MATERIAL FOR THIS EXERCISE
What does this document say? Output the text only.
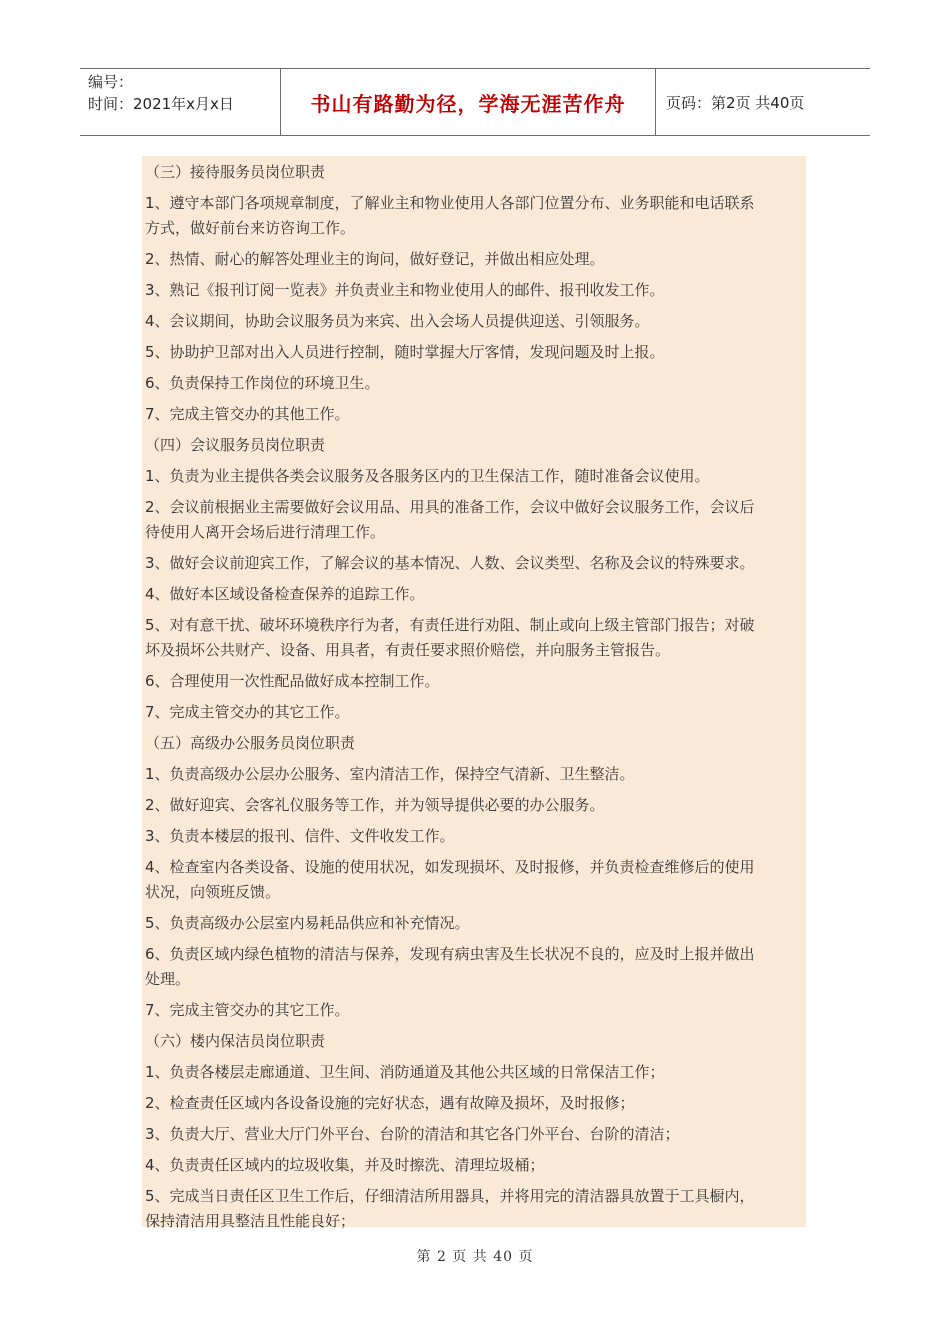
编号：
时间：2021年x月x日	书山有路勤为径，学海无涯苦作舟	页码：第2页 共40页
（三）接待服务员岗位职责
1、遵守本部门各项规章制度，了解业主和物业使用人各部门位置分布、业务职能和电话联系
方式，做好前台来访咨询工作。
2、热情、耐心的解答处理业主的询问，做好登记，并做出相应处理。
3、熟记《报刊订阅一览表》并负责业主和物业使用人的邮件、报刊收发工作。
4、会议期间，协助会议服务员为来宾、出入会场人员提供迎送、引领服务。
5、协助护卫部对出入人员进行控制，随时掌握大厅客情，发现问题及时上报。
6、负责保持工作岗位的环境卫生。
7、完成主管交办的其他工作。
（四）会议服务员岗位职责
1、负责为业主提供各类会议服务及各服务区内的卫生保洁工作，随时准备会议使用。
2、会议前根据业主需要做好会议用品、用具的准备工作，会议中做好会议服务工作，会议后
待使用人离开会场后进行清理工作。
3、做好会议前迎宾工作，了解会议的基本情况、人数、会议类型、名称及会议的特殊要求。
4、做好本区域设备检查保养的追踪工作。
5、对有意干扰、破坏环境秩序行为者，有责任进行劝阻、制止或向上级主管部门报告；对破
坏及损坏公共财产、设备、用具者，有责任要求照价赔偿，并向服务主管报告。
6、合理使用一次性配品做好成本控制工作。
7、完成主管交办的其它工作。
（五）高级办公服务员岗位职责
1、负责高级办公层办公服务、室内清洁工作，保持空气清新、卫生整洁。
2、做好迎宾、会客礼仪服务等工作，并为领导提供必要的办公服务。
3、负责本楼层的报刊、信件、文件收发工作。
4、检查室内各类设备、设施的使用状况，如发现损坏、及时报修，并负责检查维修后的使用
状况，向领班反馈。
5、负责高级办公层室内易耗品供应和补充情况。
6、负责区域内绿色植物的清洁与保养，发现有病虫害及生长状况不良的，应及时上报并做出
处理。
7、完成主管交办的其它工作。
（六）楼内保洁员岗位职责
1、负责各楼层走廊通道、卫生间、消防通道及其他公共区域的日常保洁工作；
2、检查责任区域内各设备设施的完好状态，遇有故障及损坏，及时报修；
3、负责大厅、营业大厅门外平台、台阶的清洁和其它各门外平台、台阶的清洁；
4、负责责任区域内的垃圾收集，并及时擦洗、清理垃圾桶；
5、完成当日责任区卫生工作后，仔细清洁所用器具，并将用完的清洁器具放置于工具橱内，
保持清洁用具整洁且性能良好；
第 2 页 共 40 页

PROBLEM DETAILS
Quote all the lines above exactly as given. Do not include the pictures.

OUTPUT FOR THIS TASK
What does this document say? Output the text only.
编号：
时间：2021年x月x日	书山有路勤为径，学海无涯苦作舟	页码：第2页 共40页
（三）接待服务员岗位职责
1、遵守本部门各项规章制度，了解业主和物业使用人各部门位置分布、业务职能和电话联系
方式，做好前台来访咨询工作。
2、热情、耐心的解答处理业主的询问，做好登记，并做出相应处理。
3、熟记《报刊订阅一览表》并负责业主和物业使用人的邮件、报刊收发工作。
4、会议期间，协助会议服务员为来宾、出入会场人员提供迎送、引领服务。
5、协助护卫部对出入人员进行控制，随时掌握大厅客情，发现问题及时上报。
6、负责保持工作岗位的环境卫生。
7、完成主管交办的其他工作。
（四）会议服务员岗位职责
1、负责为业主提供各类会议服务及各服务区内的卫生保洁工作，随时准备会议使用。
2、会议前根据业主需要做好会议用品、用具的准备工作，会议中做好会议服务工作，会议后
待使用人离开会场后进行清理工作。
3、做好会议前迎宾工作，了解会议的基本情况、人数、会议类型、名称及会议的特殊要求。
4、做好本区域设备检查保养的追踪工作。
5、对有意干扰、破坏环境秩序行为者，有责任进行劝阻、制止或向上级主管部门报告；对破
坏及损坏公共财产、设备、用具者，有责任要求照价赔偿，并向服务主管报告。
6、合理使用一次性配品做好成本控制工作。
7、完成主管交办的其它工作。
（五）高级办公服务员岗位职责
1、负责高级办公层办公服务、室内清洁工作，保持空气清新、卫生整洁。
2、做好迎宾、会客礼仪服务等工作，并为领导提供必要的办公服务。
3、负责本楼层的报刊、信件、文件收发工作。
4、检查室内各类设备、设施的使用状况，如发现损坏、及时报修，并负责检查维修后的使用
状况，向领班反馈。
5、负责高级办公层室内易耗品供应和补充情况。
6、负责区域内绿色植物的清洁与保养，发现有病虫害及生长状况不良的，应及时上报并做出
处理。
7、完成主管交办的其它工作。
（六）楼内保洁员岗位职责
1、负责各楼层走廊通道、卫生间、消防通道及其他公共区域的日常保洁工作；
2、检查责任区域内各设备设施的完好状态，遇有故障及损坏，及时报修；
3、负责大厅、营业大厅门外平台、台阶的清洁和其它各门外平台、台阶的清洁；
4、负责责任区域内的垃圾收集，并及时擦洗、清理垃圾桶；
5、完成当日责任区卫生工作后，仔细清洁所用器具，并将用完的清洁器具放置于工具橱内，
保持清洁用具整洁且性能良好；
第 2 页 共 40 页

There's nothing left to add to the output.